[Start Entries supplied]

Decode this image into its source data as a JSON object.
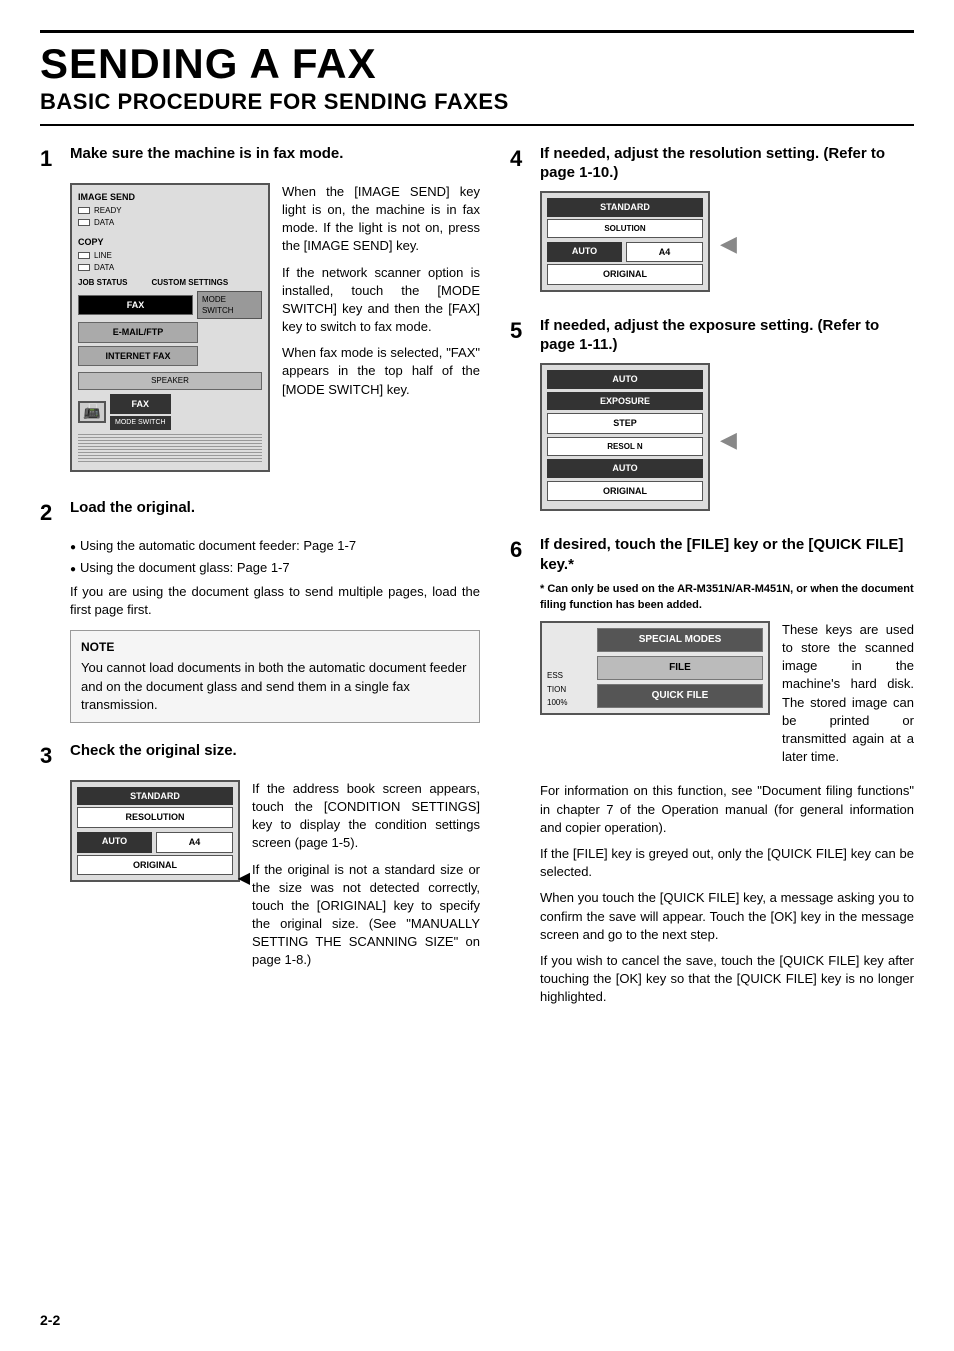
{
  "page": {
    "title": "SENDING A FAX",
    "subtitle": "BASIC PROCEDURE FOR SENDING FAXES",
    "footer": "2-2"
  },
  "steps": {
    "step1": {
      "num": "1",
      "title": "Make sure the machine is in fax mode.",
      "body1": "When the [IMAGE SEND] key light is on, the machine is in fax mode. If the light is not on, press the [IMAGE SEND] key.",
      "body2": "If the network scanner option is installed, touch the [MODE SWITCH] key and then the [FAX] key to switch to fax mode.",
      "body3": "When fax mode is selected, \"FAX\" appears in the top half of the [MODE SWITCH] key.",
      "panel_labels": {
        "image_send": "IMAGE SEND",
        "copy": "COPY",
        "job_status": "JOB STATUS",
        "custom_settings": "CUSTOM SETTINGS",
        "data": "DATA",
        "line": "LINE",
        "fax": "FAX",
        "email_ftp": "E-MAIL/FTP",
        "internet_fax": "INTERNET FAX",
        "mode_switch": "MODE SWITCH",
        "speaker": "SPEAKER",
        "fax_big": "FAX",
        "mode_switch_big": "MODE SWITCH",
        "ready": "READY"
      }
    },
    "step2": {
      "num": "2",
      "title": "Load the original.",
      "bullet1": "Using the automatic document feeder: Page 1-7",
      "bullet2": "Using the document glass: Page 1-7",
      "body": "If you are using the document glass to send multiple pages, load the first page first.",
      "note_title": "NOTE",
      "note_body": "You cannot load documents in both the automatic document feeder and on the document glass and send them in a single fax transmission."
    },
    "step3": {
      "num": "3",
      "title": "Check the original size.",
      "body1": "If the address book screen appears, touch the [CONDITION SETTINGS] key to display the condition settings screen (page 1-5).",
      "body2": "If the original is not a standard size or the size was not detected correctly, touch the [ORIGINAL] key to specify the original size. (See \"MANUALLY SETTING THE SCANNING SIZE\" on page 1-8.)",
      "panel": {
        "standard": "STANDARD",
        "resolution": "RESOLUTION",
        "auto": "AUTO",
        "a4": "A4",
        "original": "ORIGINAL"
      }
    },
    "step4": {
      "num": "4",
      "title": "If needed, adjust the resolution setting. (Refer to page 1-10.)",
      "panel": {
        "standard": "STANDARD",
        "solution": "SOLUTION",
        "auto": "AUTO",
        "a4": "A4",
        "original": "ORIGINAL"
      }
    },
    "step5": {
      "num": "5",
      "title": "If needed, adjust the exposure setting. (Refer to page 1-11.)",
      "panel": {
        "auto": "AUTO",
        "exposure": "EXPOSURE",
        "step": "STEP",
        "resolution_abbr": "RESOL    N",
        "auto2": "AUTO",
        "original": "ORIGINAL"
      }
    },
    "step6": {
      "num": "6",
      "title": "If desired, touch the [FILE] key or the [QUICK FILE] key.*",
      "subtitle_note": "* Can only be used on the AR-M351N/AR-M451N, or when the document filing function has been added.",
      "panel": {
        "special_modes": "SPECIAL MODES",
        "file": "FILE",
        "quick_file": "QUICK FILE",
        "ess": "ESS",
        "tion": "TION",
        "percent": "100%"
      },
      "body1": "These keys are used to store the scanned image in the machine's hard disk. The stored image can be printed or transmitted again at a later time.",
      "body2": "For information on this function, see \"Document filing functions\" in chapter 7 of the Operation manual (for general information and copier operation).",
      "body3": "If the [FILE] key is greyed out, only the [QUICK FILE] key can be selected.",
      "body4": "When you touch the [QUICK FILE] key, a message asking you to confirm the save will appear. Touch the [OK] key in the message screen and go to the next step.",
      "body5": "If you wish to cancel the save, touch the [QUICK FILE] key after touching the [OK] key so that the [QUICK FILE] key is no longer highlighted."
    }
  }
}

[End Entries supplied]

• _Goal of the exercise_:
Using the records above, say how many lines include the string "glass". Only the number is wanted.

• _Result of the task_:
3